DATA SECTION »
## begin
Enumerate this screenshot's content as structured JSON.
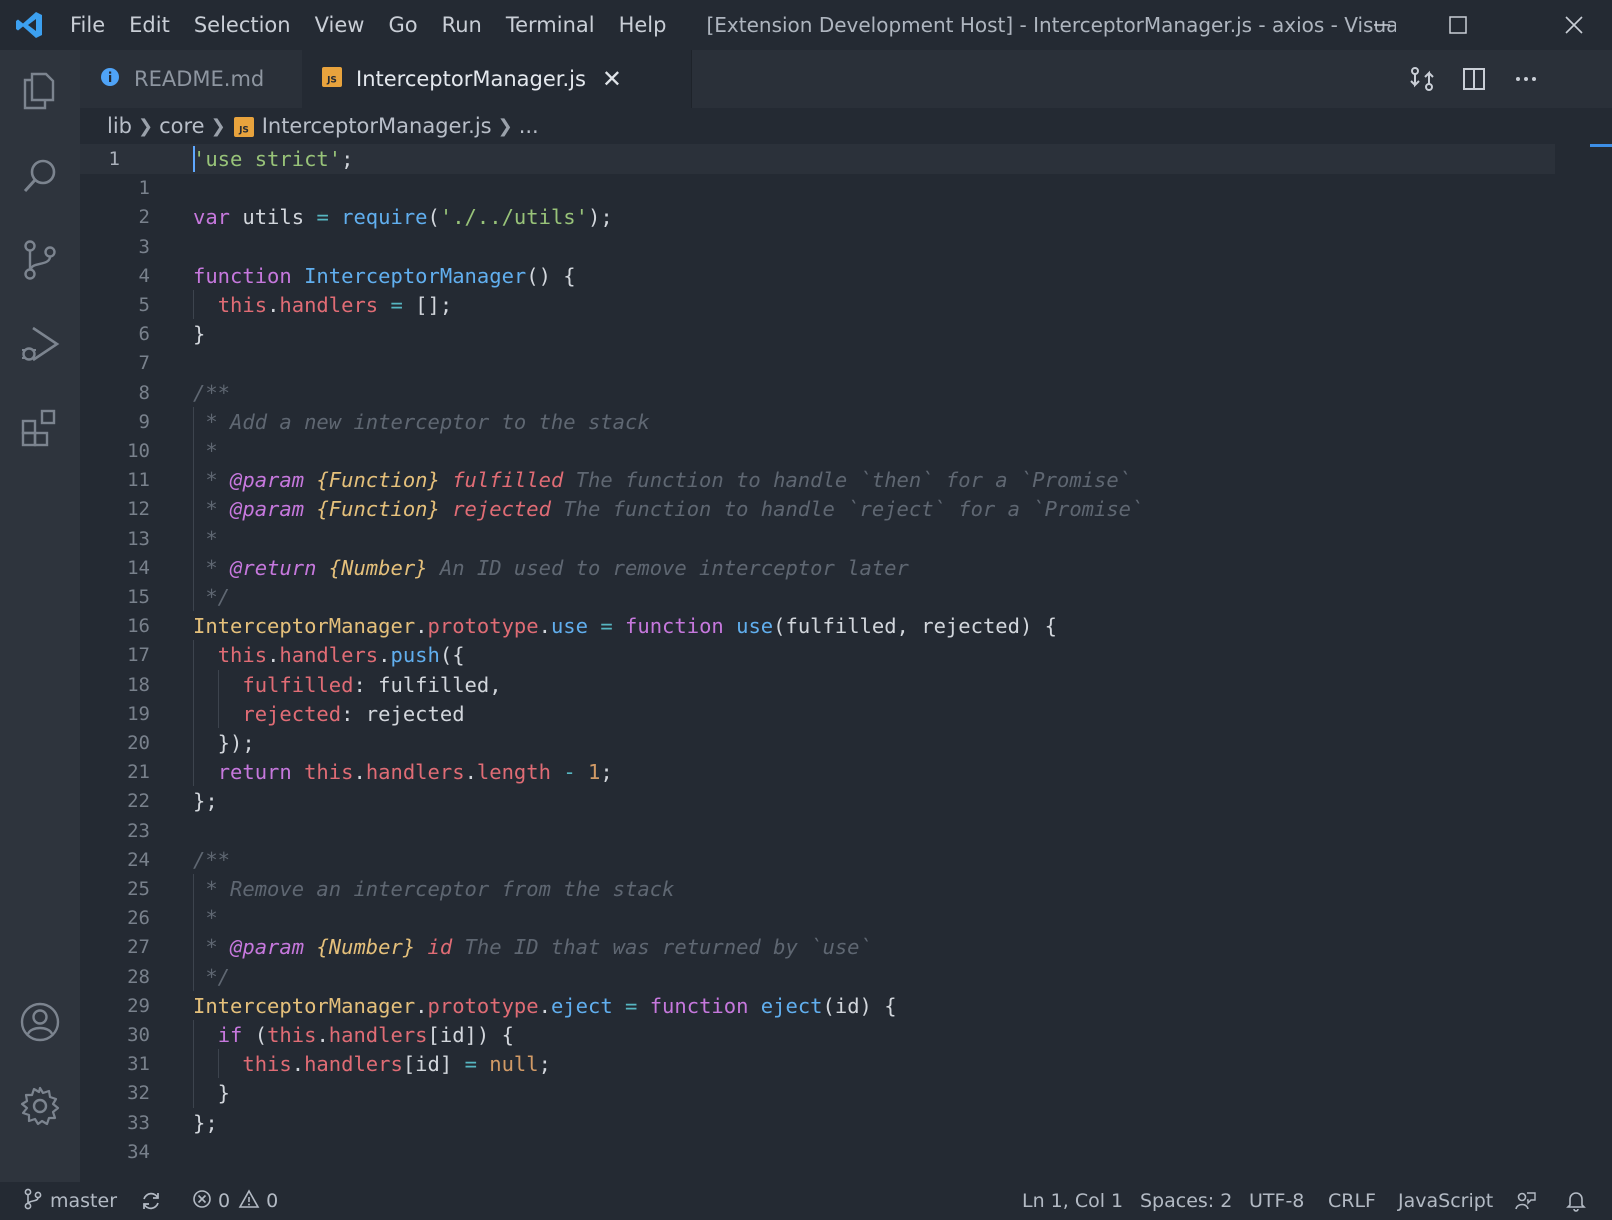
{
  "titlebar": {
    "menu": [
      "File",
      "Edit",
      "Selection",
      "View",
      "Go",
      "Run",
      "Terminal",
      "Help"
    ],
    "window_title": "[Extension Development Host] - InterceptorManager.js - axios - Visual Studi..."
  },
  "tabs": [
    {
      "label": "README.md",
      "icon": "info-icon",
      "active": false
    },
    {
      "label": "InterceptorManager.js",
      "icon": "js-file-icon",
      "active": true
    }
  ],
  "breadcrumb": {
    "parts": [
      "lib",
      "core",
      "InterceptorManager.js",
      "..."
    ]
  },
  "editor": {
    "line_numbers": [
      "1",
      "1",
      "2",
      "3",
      "4",
      "5",
      "6",
      "7",
      "8",
      "9",
      "10",
      "11",
      "12",
      "13",
      "14",
      "15",
      "16",
      "17",
      "18",
      "19",
      "20",
      "21",
      "22",
      "23",
      "24",
      "25",
      "26",
      "27",
      "28",
      "29",
      "30",
      "31",
      "32",
      "33",
      "34"
    ],
    "lines": [
      [
        {
          "t": "'use strict'",
          "c": "s"
        },
        {
          "t": ";",
          "c": "pl"
        }
      ],
      [],
      [
        {
          "t": "var",
          "c": "k"
        },
        {
          "t": " utils ",
          "c": "pl"
        },
        {
          "t": "=",
          "c": "op"
        },
        {
          "t": " ",
          "c": "pl"
        },
        {
          "t": "require",
          "c": "fn"
        },
        {
          "t": "(",
          "c": "pl"
        },
        {
          "t": "'./../utils'",
          "c": "s"
        },
        {
          "t": ");",
          "c": "pl"
        }
      ],
      [],
      [
        {
          "t": "function",
          "c": "k"
        },
        {
          "t": " ",
          "c": "pl"
        },
        {
          "t": "InterceptorManager",
          "c": "fn"
        },
        {
          "t": "() {",
          "c": "pl"
        }
      ],
      [
        {
          "t": "  ",
          "c": "pl"
        },
        {
          "t": "this",
          "c": "prop"
        },
        {
          "t": ".",
          "c": "pl"
        },
        {
          "t": "handlers",
          "c": "prop"
        },
        {
          "t": " ",
          "c": "pl"
        },
        {
          "t": "=",
          "c": "op"
        },
        {
          "t": " [];",
          "c": "pl"
        }
      ],
      [
        {
          "t": "}",
          "c": "pl"
        }
      ],
      [],
      [
        {
          "t": "/**",
          "c": "cm"
        }
      ],
      [
        {
          "t": " * Add a new interceptor to the stack",
          "c": "cm"
        }
      ],
      [
        {
          "t": " *",
          "c": "cm"
        }
      ],
      [
        {
          "t": " * ",
          "c": "cm"
        },
        {
          "t": "@param",
          "c": "tag"
        },
        {
          "t": " ",
          "c": "cm"
        },
        {
          "t": "{Function}",
          "c": "ty"
        },
        {
          "t": " ",
          "c": "cm"
        },
        {
          "t": "fulfilled",
          "c": "pn"
        },
        {
          "t": " The function to handle `then` for a `Promise`",
          "c": "cm"
        }
      ],
      [
        {
          "t": " * ",
          "c": "cm"
        },
        {
          "t": "@param",
          "c": "tag"
        },
        {
          "t": " ",
          "c": "cm"
        },
        {
          "t": "{Function}",
          "c": "ty"
        },
        {
          "t": " ",
          "c": "cm"
        },
        {
          "t": "rejected",
          "c": "pn"
        },
        {
          "t": " The function to handle `reject` for a `Promise`",
          "c": "cm"
        }
      ],
      [
        {
          "t": " *",
          "c": "cm"
        }
      ],
      [
        {
          "t": " * ",
          "c": "cm"
        },
        {
          "t": "@return",
          "c": "tag"
        },
        {
          "t": " ",
          "c": "cm"
        },
        {
          "t": "{Number}",
          "c": "ty"
        },
        {
          "t": " An ID used to remove interceptor later",
          "c": "cm"
        }
      ],
      [
        {
          "t": " */",
          "c": "cm"
        }
      ],
      [
        {
          "t": "InterceptorManager",
          "c": "cls"
        },
        {
          "t": ".",
          "c": "pl"
        },
        {
          "t": "prototype",
          "c": "prop"
        },
        {
          "t": ".",
          "c": "pl"
        },
        {
          "t": "use",
          "c": "fn"
        },
        {
          "t": " ",
          "c": "pl"
        },
        {
          "t": "=",
          "c": "op"
        },
        {
          "t": " ",
          "c": "pl"
        },
        {
          "t": "function",
          "c": "k"
        },
        {
          "t": " ",
          "c": "pl"
        },
        {
          "t": "use",
          "c": "fn"
        },
        {
          "t": "(fulfilled, rejected) {",
          "c": "pl"
        }
      ],
      [
        {
          "t": "  ",
          "c": "pl"
        },
        {
          "t": "this",
          "c": "prop"
        },
        {
          "t": ".",
          "c": "pl"
        },
        {
          "t": "handlers",
          "c": "prop"
        },
        {
          "t": ".",
          "c": "pl"
        },
        {
          "t": "push",
          "c": "fn"
        },
        {
          "t": "({",
          "c": "pl"
        }
      ],
      [
        {
          "t": "    ",
          "c": "pl"
        },
        {
          "t": "fulfilled",
          "c": "prop"
        },
        {
          "t": ":",
          "c": "pl"
        },
        {
          "t": " fulfilled,",
          "c": "pl"
        }
      ],
      [
        {
          "t": "    ",
          "c": "pl"
        },
        {
          "t": "rejected",
          "c": "prop"
        },
        {
          "t": ":",
          "c": "pl"
        },
        {
          "t": " rejected",
          "c": "pl"
        }
      ],
      [
        {
          "t": "  });",
          "c": "pl"
        }
      ],
      [
        {
          "t": "  ",
          "c": "pl"
        },
        {
          "t": "return",
          "c": "k"
        },
        {
          "t": " ",
          "c": "pl"
        },
        {
          "t": "this",
          "c": "prop"
        },
        {
          "t": ".",
          "c": "pl"
        },
        {
          "t": "handlers",
          "c": "prop"
        },
        {
          "t": ".",
          "c": "pl"
        },
        {
          "t": "length",
          "c": "prop"
        },
        {
          "t": " ",
          "c": "pl"
        },
        {
          "t": "-",
          "c": "op"
        },
        {
          "t": " ",
          "c": "pl"
        },
        {
          "t": "1",
          "c": "num"
        },
        {
          "t": ";",
          "c": "pl"
        }
      ],
      [
        {
          "t": "};",
          "c": "pl"
        }
      ],
      [],
      [
        {
          "t": "/**",
          "c": "cm"
        }
      ],
      [
        {
          "t": " * Remove an interceptor from the stack",
          "c": "cm"
        }
      ],
      [
        {
          "t": " *",
          "c": "cm"
        }
      ],
      [
        {
          "t": " * ",
          "c": "cm"
        },
        {
          "t": "@param",
          "c": "tag"
        },
        {
          "t": " ",
          "c": "cm"
        },
        {
          "t": "{Number}",
          "c": "ty"
        },
        {
          "t": " ",
          "c": "cm"
        },
        {
          "t": "id",
          "c": "pn"
        },
        {
          "t": " The ID that was returned by `use`",
          "c": "cm"
        }
      ],
      [
        {
          "t": " */",
          "c": "cm"
        }
      ],
      [
        {
          "t": "InterceptorManager",
          "c": "cls"
        },
        {
          "t": ".",
          "c": "pl"
        },
        {
          "t": "prototype",
          "c": "prop"
        },
        {
          "t": ".",
          "c": "pl"
        },
        {
          "t": "eject",
          "c": "fn"
        },
        {
          "t": " ",
          "c": "pl"
        },
        {
          "t": "=",
          "c": "op"
        },
        {
          "t": " ",
          "c": "pl"
        },
        {
          "t": "function",
          "c": "k"
        },
        {
          "t": " ",
          "c": "pl"
        },
        {
          "t": "eject",
          "c": "fn"
        },
        {
          "t": "(id) {",
          "c": "pl"
        }
      ],
      [
        {
          "t": "  ",
          "c": "pl"
        },
        {
          "t": "if",
          "c": "k"
        },
        {
          "t": " (",
          "c": "pl"
        },
        {
          "t": "this",
          "c": "prop"
        },
        {
          "t": ".",
          "c": "pl"
        },
        {
          "t": "handlers",
          "c": "prop"
        },
        {
          "t": "[id]) {",
          "c": "pl"
        }
      ],
      [
        {
          "t": "    ",
          "c": "pl"
        },
        {
          "t": "this",
          "c": "prop"
        },
        {
          "t": ".",
          "c": "pl"
        },
        {
          "t": "handlers",
          "c": "prop"
        },
        {
          "t": "[id] ",
          "c": "pl"
        },
        {
          "t": "=",
          "c": "op"
        },
        {
          "t": " ",
          "c": "pl"
        },
        {
          "t": "null",
          "c": "num"
        },
        {
          "t": ";",
          "c": "pl"
        }
      ],
      [
        {
          "t": "  }",
          "c": "pl"
        }
      ],
      [
        {
          "t": "};",
          "c": "pl"
        }
      ],
      []
    ]
  },
  "statusbar": {
    "branch": "master",
    "errors": "0",
    "warnings": "0",
    "position": "Ln 1, Col 1",
    "indent": "Spaces: 2",
    "encoding": "UTF-8",
    "eol": "CRLF",
    "language": "JavaScript"
  },
  "colors": {
    "accent": "#3d8ee6",
    "background": "#242a33",
    "activitybar": "#2e343d",
    "vscode_logo": "#3ca0f0",
    "js_badge": "#e8a33d"
  }
}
## end
WORK INSTRUCTIONS » Give only the number of lines in the preceding material that contain the string "fulfilled".

WRITTEN RESPONSE » 4